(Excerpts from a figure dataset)

☆ ☆ ☆ ☆ ☆ ☆ ☆

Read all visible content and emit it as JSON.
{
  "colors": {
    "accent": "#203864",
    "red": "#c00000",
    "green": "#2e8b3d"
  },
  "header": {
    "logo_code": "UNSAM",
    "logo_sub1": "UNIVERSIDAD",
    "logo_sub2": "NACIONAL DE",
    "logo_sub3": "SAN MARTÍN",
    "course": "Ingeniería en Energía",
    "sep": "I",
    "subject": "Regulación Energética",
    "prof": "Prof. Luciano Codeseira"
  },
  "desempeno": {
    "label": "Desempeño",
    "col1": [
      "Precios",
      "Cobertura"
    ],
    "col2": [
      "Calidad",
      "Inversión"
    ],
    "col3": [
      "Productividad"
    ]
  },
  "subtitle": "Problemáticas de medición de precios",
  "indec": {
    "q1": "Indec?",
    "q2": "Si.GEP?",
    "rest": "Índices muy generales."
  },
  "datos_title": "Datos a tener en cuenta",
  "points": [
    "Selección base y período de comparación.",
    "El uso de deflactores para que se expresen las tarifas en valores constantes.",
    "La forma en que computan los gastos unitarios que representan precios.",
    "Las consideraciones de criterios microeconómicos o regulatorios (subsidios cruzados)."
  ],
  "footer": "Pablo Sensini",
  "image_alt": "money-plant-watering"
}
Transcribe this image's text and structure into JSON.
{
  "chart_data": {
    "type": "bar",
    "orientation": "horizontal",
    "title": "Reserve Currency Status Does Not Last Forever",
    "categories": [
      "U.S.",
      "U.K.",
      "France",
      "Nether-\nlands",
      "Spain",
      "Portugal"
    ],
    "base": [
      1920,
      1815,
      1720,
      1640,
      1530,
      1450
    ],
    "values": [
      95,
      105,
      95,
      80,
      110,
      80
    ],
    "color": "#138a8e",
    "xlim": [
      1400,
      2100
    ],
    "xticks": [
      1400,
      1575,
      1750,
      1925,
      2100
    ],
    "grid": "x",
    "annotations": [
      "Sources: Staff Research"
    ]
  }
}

☆ ☆ ☆ ☆ ☆ ☆ ☆

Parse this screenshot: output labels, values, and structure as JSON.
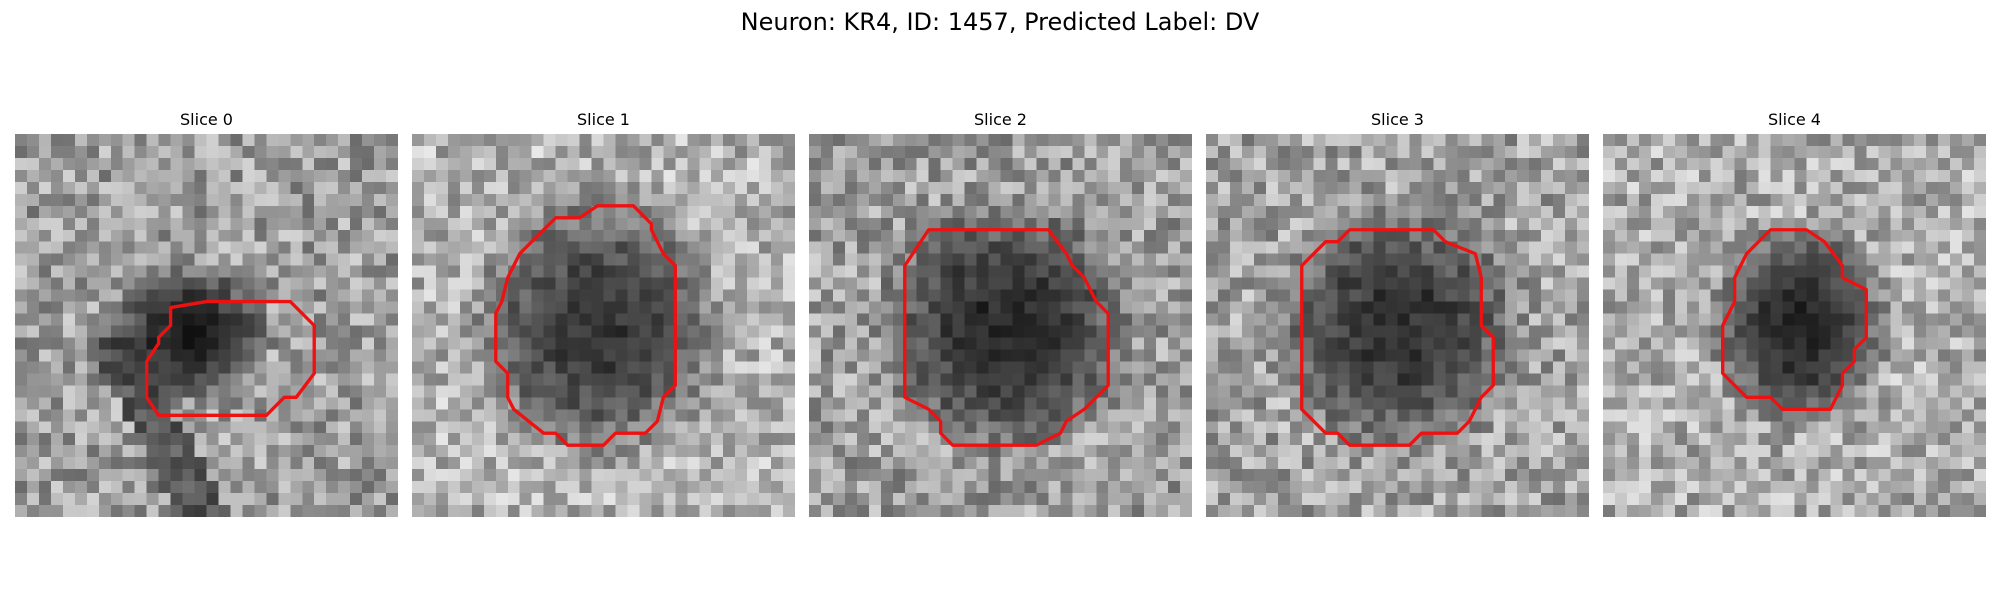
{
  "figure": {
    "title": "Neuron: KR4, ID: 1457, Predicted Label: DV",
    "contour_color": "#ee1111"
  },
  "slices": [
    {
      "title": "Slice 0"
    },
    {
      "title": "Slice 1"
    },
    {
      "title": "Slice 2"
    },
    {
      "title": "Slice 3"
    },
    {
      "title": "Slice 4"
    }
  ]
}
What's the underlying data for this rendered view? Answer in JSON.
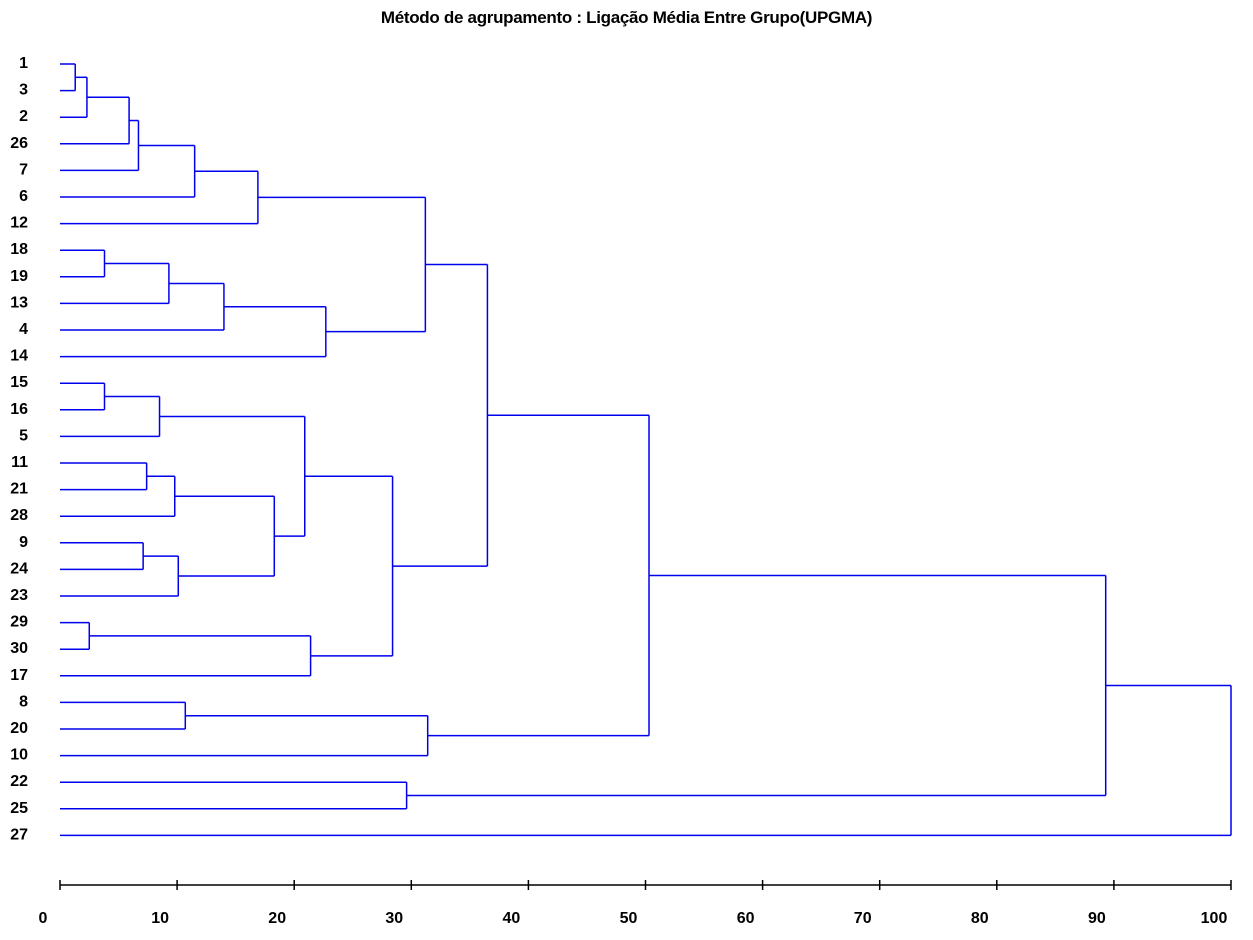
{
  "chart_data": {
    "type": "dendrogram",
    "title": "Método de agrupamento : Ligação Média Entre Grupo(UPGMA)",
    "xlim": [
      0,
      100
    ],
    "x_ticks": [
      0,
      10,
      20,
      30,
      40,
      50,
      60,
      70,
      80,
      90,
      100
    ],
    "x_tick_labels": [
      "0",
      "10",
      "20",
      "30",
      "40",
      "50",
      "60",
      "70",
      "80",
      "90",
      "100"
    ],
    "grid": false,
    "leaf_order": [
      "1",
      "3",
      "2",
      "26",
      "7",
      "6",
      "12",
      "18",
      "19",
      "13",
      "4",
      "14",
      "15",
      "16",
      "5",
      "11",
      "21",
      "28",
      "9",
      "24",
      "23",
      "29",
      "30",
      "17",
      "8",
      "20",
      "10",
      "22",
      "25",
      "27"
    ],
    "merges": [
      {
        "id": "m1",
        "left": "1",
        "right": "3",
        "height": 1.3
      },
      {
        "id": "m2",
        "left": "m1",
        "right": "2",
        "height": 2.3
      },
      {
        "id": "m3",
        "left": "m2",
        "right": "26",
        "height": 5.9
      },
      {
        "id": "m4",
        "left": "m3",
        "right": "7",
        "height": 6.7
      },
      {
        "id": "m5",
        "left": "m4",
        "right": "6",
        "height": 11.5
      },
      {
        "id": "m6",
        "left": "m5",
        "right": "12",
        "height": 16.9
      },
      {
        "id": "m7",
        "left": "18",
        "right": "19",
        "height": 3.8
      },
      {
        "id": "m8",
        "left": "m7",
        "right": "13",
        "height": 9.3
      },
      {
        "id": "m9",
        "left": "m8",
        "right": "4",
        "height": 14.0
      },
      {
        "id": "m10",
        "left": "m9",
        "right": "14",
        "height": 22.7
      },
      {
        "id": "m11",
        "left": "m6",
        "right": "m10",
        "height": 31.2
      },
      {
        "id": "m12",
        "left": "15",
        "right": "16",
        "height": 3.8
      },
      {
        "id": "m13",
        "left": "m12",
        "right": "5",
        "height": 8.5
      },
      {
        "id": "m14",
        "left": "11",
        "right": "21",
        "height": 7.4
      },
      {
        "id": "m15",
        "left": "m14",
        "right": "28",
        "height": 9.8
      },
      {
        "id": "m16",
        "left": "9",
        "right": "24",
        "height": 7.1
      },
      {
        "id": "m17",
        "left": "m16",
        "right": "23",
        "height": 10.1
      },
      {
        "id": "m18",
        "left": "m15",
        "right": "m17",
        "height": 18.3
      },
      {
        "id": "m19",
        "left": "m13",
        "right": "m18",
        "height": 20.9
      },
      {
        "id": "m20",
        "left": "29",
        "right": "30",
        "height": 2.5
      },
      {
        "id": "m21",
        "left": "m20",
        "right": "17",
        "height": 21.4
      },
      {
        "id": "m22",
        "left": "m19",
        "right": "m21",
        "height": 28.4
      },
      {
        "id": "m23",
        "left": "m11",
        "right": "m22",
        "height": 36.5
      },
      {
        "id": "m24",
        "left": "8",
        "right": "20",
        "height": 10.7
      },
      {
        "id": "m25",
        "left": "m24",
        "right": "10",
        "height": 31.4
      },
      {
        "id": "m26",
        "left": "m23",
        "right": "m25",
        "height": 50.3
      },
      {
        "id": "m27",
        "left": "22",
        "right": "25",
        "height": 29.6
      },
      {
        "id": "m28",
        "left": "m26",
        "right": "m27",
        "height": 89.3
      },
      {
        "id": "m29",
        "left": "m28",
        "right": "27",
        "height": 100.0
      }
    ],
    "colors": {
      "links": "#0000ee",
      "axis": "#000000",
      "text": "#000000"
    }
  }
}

☆ ☆ ☆ ☆ ☆ ☆ ☆

Copy out each line of the material that holds the word "this".

Transcribe this image's text and structure into JSON.
Parse this screenshot: output labels, values, and structure as JSON.
What's the underlying data for this rendered view? Answer in JSON.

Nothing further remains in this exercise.